**REQUIREMENT**
Exclude the pictures and return every line exactly as written.

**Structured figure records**
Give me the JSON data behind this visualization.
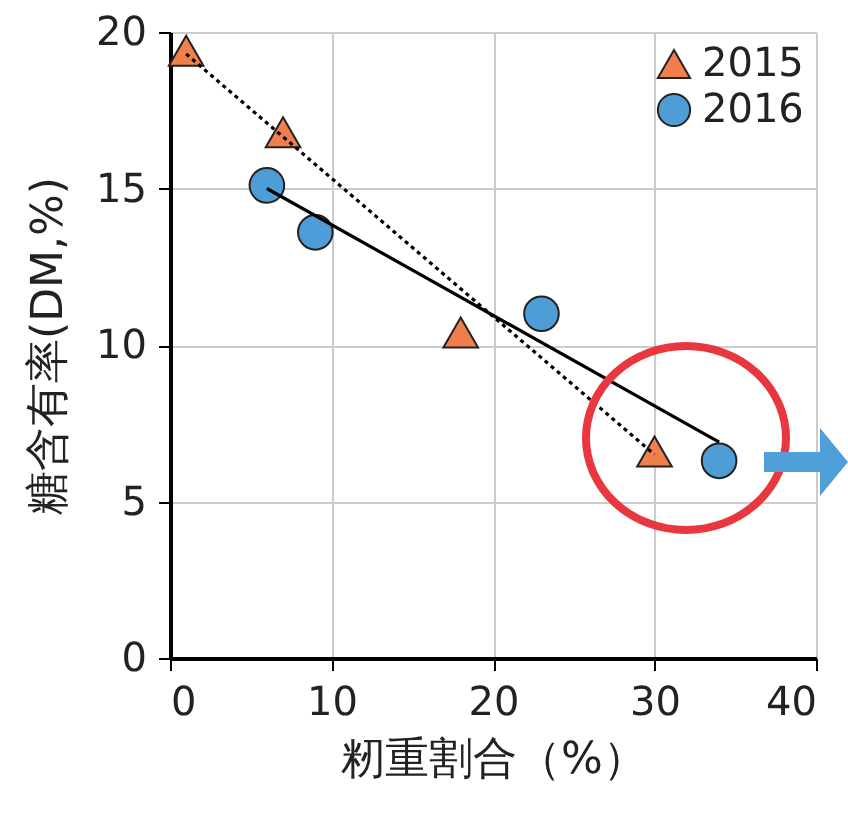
{
  "chart_data": {
    "type": "scatter",
    "xlabel": "籾重割合（%）",
    "ylabel": "糖含有率(DM,%)",
    "xlim": [
      0,
      40
    ],
    "xticks": [
      0,
      10,
      20,
      30,
      40
    ],
    "ylim": [
      0,
      20
    ],
    "yticks": [
      0,
      5,
      10,
      15,
      20
    ],
    "grid": true,
    "legend": "top right",
    "series": [
      {
        "name": "2015",
        "marker": "triangle",
        "color": "#f07f4c",
        "x": [
          1,
          7,
          18,
          30
        ],
        "values": [
          19.4,
          16.8,
          10.4,
          6.6
        ]
      },
      {
        "name": "2016",
        "marker": "circle",
        "color": "#4e9dd6",
        "x": [
          6,
          9,
          23,
          34
        ],
        "values": [
          15.1,
          13.6,
          11,
          6.3
        ]
      },
      {
        "type": "line",
        "color": "#000000",
        "line_style": "dotted",
        "x": [
          1,
          30
        ],
        "values": [
          19.3,
          6.5
        ]
      },
      {
        "type": "line",
        "color": "#000000",
        "line_style": "solid",
        "x": [
          6,
          34
        ],
        "values": [
          15,
          6.9
        ]
      }
    ]
  }
}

**WRITTEN RESPONSE**
Give me the JSON data behind this visualization.
{
  "chart_data": {
    "type": "scatter",
    "xlabel": "籾重割合（%）",
    "ylabel": "糖含有率(DM,%)",
    "xlim": [
      0,
      40
    ],
    "xticks": [
      0,
      10,
      20,
      30,
      40
    ],
    "ylim": [
      0,
      20
    ],
    "yticks": [
      0,
      5,
      10,
      15,
      20
    ],
    "grid": true,
    "legend": "top right",
    "series": [
      {
        "name": "2015",
        "marker": "triangle",
        "color": "#f07f4c",
        "x": [
          1,
          7,
          18,
          30
        ],
        "values": [
          19.4,
          16.8,
          10.4,
          6.6
        ]
      },
      {
        "name": "2016",
        "marker": "circle",
        "color": "#4e9dd6",
        "x": [
          6,
          9,
          23,
          34
        ],
        "values": [
          15.1,
          13.6,
          11,
          6.3
        ]
      },
      {
        "type": "line",
        "color": "#000000",
        "line_style": "dotted",
        "x": [
          1,
          30
        ],
        "values": [
          19.3,
          6.5
        ]
      },
      {
        "type": "line",
        "color": "#000000",
        "line_style": "solid",
        "x": [
          6,
          34
        ],
        "values": [
          15,
          6.9
        ]
      }
    ]
  }
}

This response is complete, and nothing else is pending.